**TASK INSTRUCTIONS**:
Find the lines with the string "title" and return them.
[BEGIN]
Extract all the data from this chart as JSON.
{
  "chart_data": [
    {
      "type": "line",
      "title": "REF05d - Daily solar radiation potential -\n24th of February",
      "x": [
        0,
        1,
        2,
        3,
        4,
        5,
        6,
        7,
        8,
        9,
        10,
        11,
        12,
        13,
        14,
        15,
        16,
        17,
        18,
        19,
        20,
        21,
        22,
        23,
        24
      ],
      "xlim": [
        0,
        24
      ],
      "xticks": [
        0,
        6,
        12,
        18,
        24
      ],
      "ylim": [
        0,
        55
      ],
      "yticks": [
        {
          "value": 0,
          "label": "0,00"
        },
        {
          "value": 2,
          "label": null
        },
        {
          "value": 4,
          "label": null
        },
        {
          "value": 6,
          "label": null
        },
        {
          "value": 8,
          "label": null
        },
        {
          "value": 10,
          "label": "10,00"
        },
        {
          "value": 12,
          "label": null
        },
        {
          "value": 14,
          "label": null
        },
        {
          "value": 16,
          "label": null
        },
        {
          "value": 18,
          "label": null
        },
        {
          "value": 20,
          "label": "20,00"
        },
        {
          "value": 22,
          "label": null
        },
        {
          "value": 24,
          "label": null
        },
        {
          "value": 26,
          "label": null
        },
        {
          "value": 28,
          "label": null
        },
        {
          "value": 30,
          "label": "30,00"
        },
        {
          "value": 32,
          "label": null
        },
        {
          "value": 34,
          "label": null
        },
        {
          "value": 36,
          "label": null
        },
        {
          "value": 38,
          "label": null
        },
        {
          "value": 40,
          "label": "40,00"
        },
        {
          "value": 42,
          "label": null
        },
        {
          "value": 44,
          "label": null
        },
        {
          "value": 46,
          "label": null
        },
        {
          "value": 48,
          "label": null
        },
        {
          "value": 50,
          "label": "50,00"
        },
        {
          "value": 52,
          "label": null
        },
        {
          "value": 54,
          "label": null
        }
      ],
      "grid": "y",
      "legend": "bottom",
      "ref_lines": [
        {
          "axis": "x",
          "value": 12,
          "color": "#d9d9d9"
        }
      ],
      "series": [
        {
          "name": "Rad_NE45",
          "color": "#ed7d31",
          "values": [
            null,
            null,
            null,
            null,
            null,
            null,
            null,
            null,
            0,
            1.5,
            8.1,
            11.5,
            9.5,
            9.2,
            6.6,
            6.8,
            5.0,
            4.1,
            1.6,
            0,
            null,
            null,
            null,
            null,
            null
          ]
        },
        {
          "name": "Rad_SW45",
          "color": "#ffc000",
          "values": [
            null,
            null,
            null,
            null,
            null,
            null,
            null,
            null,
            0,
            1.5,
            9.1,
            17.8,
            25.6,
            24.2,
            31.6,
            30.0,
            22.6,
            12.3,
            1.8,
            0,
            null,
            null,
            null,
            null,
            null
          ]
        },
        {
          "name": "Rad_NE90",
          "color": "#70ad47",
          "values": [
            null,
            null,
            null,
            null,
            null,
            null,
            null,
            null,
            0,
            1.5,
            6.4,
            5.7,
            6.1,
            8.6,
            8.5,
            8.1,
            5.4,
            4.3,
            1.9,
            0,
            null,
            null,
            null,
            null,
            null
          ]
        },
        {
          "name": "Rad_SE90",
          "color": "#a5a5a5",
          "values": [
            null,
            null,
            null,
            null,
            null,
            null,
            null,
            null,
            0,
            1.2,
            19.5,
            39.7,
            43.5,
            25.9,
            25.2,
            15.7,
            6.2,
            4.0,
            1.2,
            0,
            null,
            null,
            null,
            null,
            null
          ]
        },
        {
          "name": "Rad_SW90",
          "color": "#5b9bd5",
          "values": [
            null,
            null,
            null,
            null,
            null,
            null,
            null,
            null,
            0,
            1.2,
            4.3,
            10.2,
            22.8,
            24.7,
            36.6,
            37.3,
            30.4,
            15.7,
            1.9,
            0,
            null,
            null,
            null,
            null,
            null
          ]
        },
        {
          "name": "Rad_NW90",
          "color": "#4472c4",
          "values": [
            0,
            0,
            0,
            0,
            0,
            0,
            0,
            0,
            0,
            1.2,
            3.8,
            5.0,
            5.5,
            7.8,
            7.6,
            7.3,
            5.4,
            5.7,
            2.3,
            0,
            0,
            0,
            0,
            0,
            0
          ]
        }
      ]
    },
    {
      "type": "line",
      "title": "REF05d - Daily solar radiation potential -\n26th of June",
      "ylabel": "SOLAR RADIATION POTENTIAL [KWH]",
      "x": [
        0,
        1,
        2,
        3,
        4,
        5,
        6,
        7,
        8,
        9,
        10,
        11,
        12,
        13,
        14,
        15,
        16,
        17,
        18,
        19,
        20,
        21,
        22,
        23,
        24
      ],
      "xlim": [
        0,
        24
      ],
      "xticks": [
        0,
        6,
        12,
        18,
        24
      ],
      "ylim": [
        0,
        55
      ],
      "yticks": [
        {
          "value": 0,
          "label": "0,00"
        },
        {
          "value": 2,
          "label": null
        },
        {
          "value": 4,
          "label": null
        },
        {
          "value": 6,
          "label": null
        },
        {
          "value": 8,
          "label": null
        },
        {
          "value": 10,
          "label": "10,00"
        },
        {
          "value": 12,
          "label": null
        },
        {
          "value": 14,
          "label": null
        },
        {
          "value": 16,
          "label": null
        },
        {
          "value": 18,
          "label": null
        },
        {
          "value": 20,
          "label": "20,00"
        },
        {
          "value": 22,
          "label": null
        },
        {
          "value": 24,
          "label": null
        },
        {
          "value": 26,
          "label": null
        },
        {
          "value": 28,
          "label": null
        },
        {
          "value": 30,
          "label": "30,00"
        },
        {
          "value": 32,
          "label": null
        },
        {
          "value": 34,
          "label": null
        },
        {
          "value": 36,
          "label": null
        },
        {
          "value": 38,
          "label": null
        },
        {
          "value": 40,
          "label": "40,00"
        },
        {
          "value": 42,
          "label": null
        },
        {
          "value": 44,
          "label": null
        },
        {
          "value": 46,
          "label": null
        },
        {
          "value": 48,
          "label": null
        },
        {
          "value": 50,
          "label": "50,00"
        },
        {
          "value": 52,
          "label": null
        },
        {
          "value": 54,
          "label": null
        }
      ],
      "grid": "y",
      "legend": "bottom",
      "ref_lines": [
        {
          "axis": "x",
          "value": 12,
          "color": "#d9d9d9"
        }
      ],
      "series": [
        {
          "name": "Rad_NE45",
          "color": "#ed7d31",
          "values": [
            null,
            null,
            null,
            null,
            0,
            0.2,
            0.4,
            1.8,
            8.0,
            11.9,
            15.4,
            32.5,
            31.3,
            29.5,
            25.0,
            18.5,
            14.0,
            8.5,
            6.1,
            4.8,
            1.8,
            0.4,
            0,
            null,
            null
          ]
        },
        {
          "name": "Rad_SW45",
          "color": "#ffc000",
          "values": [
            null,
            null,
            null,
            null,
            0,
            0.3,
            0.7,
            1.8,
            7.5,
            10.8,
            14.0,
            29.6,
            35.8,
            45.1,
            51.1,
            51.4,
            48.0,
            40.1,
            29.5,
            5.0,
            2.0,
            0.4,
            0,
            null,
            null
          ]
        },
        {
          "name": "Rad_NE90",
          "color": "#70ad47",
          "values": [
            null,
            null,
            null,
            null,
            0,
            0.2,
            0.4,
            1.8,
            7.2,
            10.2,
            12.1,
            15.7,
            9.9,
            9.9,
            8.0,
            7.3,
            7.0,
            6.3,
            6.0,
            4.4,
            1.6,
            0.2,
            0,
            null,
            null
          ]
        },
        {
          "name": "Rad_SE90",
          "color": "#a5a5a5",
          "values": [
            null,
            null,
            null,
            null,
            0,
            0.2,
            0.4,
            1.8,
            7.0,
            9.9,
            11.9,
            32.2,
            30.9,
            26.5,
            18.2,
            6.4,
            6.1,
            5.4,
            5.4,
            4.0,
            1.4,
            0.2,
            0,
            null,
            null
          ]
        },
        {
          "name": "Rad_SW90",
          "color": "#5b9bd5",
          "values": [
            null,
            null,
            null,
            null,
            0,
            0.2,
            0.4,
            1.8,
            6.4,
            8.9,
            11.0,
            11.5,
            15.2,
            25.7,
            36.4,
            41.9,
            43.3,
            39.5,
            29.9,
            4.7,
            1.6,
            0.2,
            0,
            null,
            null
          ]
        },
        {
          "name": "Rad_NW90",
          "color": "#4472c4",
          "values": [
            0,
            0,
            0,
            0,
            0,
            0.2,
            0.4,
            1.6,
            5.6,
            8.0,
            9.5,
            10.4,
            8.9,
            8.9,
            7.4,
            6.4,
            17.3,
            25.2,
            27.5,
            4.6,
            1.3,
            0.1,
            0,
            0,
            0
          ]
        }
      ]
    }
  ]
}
[END]
**WRITTEN RESPONSE**:
      "title": "REF05d - Daily solar radiation potential -\n24th of February",
      "title": "REF05d - Daily solar radiation potential -\n26th of June",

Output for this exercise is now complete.